Exercise objective
Without the images, write out the whole listing exactly.

Records for this task
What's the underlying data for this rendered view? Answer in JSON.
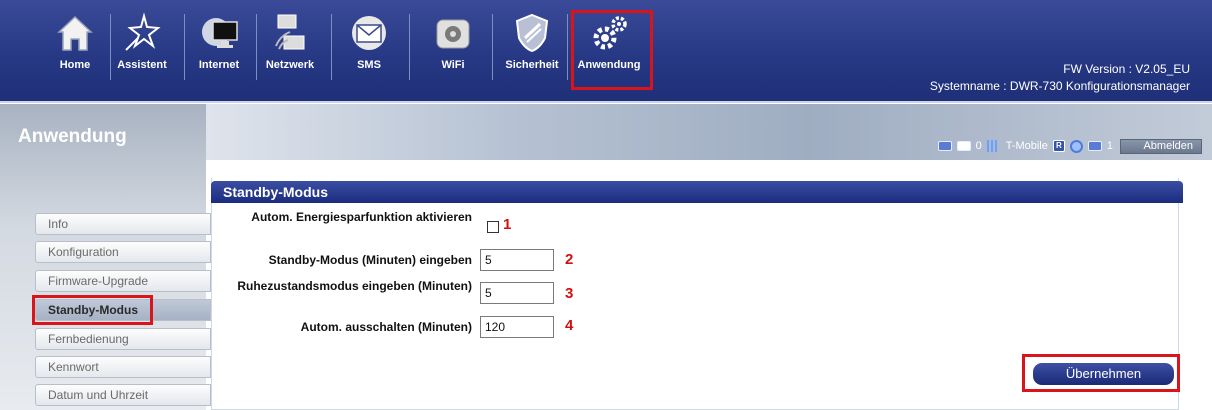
{
  "nav": {
    "items": [
      {
        "label": "Home",
        "icon": "home-icon"
      },
      {
        "label": "Assistent",
        "icon": "wizard-star-icon"
      },
      {
        "label": "Internet",
        "icon": "monitor-globe-icon"
      },
      {
        "label": "Netzwerk",
        "icon": "network-computers-icon"
      },
      {
        "label": "SMS",
        "icon": "envelope-icon"
      },
      {
        "label": "WiFi",
        "icon": "wifi-router-icon"
      },
      {
        "label": "Sicherheit",
        "icon": "shield-icon"
      },
      {
        "label": "Anwendung",
        "icon": "gears-icon"
      }
    ],
    "fw_version": "FW Version : V2.05_EU",
    "system_name": "Systemname : DWR-730 Konfigurationsmanager"
  },
  "section_title": "Anwendung",
  "status": {
    "sms_count": "0",
    "operator": "T-Mobile",
    "clients": "1",
    "logout_label": "Abmelden"
  },
  "sidebar": {
    "items": [
      "Info",
      "Konfiguration",
      "Firmware-Upgrade",
      "Standby-Modus",
      "Fernbedienung",
      "Kennwort",
      "Datum und Uhrzeit"
    ]
  },
  "form": {
    "header": "Standby-Modus",
    "energy_label": "Autom. Energiesparfunktion aktivieren",
    "standby_label": "Standby-Modus (Minuten) eingeben",
    "standby_value": "5",
    "sleep_label": "Ruhezustandsmodus eingeben (Minuten)",
    "sleep_value": "5",
    "poweroff_label": "Autom. ausschalten (Minuten)",
    "poweroff_value": "120",
    "apply_label": "Übernehmen"
  },
  "annotations": [
    "1",
    "2",
    "3",
    "4"
  ],
  "colors": {
    "nav_bg": "#273985",
    "highlight": "#d9141a",
    "marker": "#d01010"
  }
}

Solution for this task
What's the underlying data for this rendered view? Answer in JSON.
{
  "nav": {
    "items": [
      {
        "label": "Home",
        "icon": "home-icon"
      },
      {
        "label": "Assistent",
        "icon": "wizard-star-icon"
      },
      {
        "label": "Internet",
        "icon": "monitor-globe-icon"
      },
      {
        "label": "Netzwerk",
        "icon": "network-computers-icon"
      },
      {
        "label": "SMS",
        "icon": "envelope-icon"
      },
      {
        "label": "WiFi",
        "icon": "wifi-router-icon"
      },
      {
        "label": "Sicherheit",
        "icon": "shield-icon"
      },
      {
        "label": "Anwendung",
        "icon": "gears-icon"
      }
    ],
    "fw_version": "FW Version : V2.05_EU",
    "system_name": "Systemname : DWR-730 Konfigurationsmanager"
  },
  "section_title": "Anwendung",
  "status": {
    "sms_count": "0",
    "operator": "T-Mobile",
    "clients": "1",
    "logout_label": "Abmelden"
  },
  "sidebar": {
    "items": [
      "Info",
      "Konfiguration",
      "Firmware-Upgrade",
      "Standby-Modus",
      "Fernbedienung",
      "Kennwort",
      "Datum und Uhrzeit"
    ]
  },
  "form": {
    "header": "Standby-Modus",
    "energy_label": "Autom. Energiesparfunktion aktivieren",
    "standby_label": "Standby-Modus (Minuten) eingeben",
    "standby_value": "5",
    "sleep_label": "Ruhezustandsmodus eingeben (Minuten)",
    "sleep_value": "5",
    "poweroff_label": "Autom. ausschalten (Minuten)",
    "poweroff_value": "120",
    "apply_label": "Übernehmen"
  },
  "annotations": [
    "1",
    "2",
    "3",
    "4"
  ],
  "colors": {
    "nav_bg": "#273985",
    "highlight": "#d9141a",
    "marker": "#d01010"
  }
}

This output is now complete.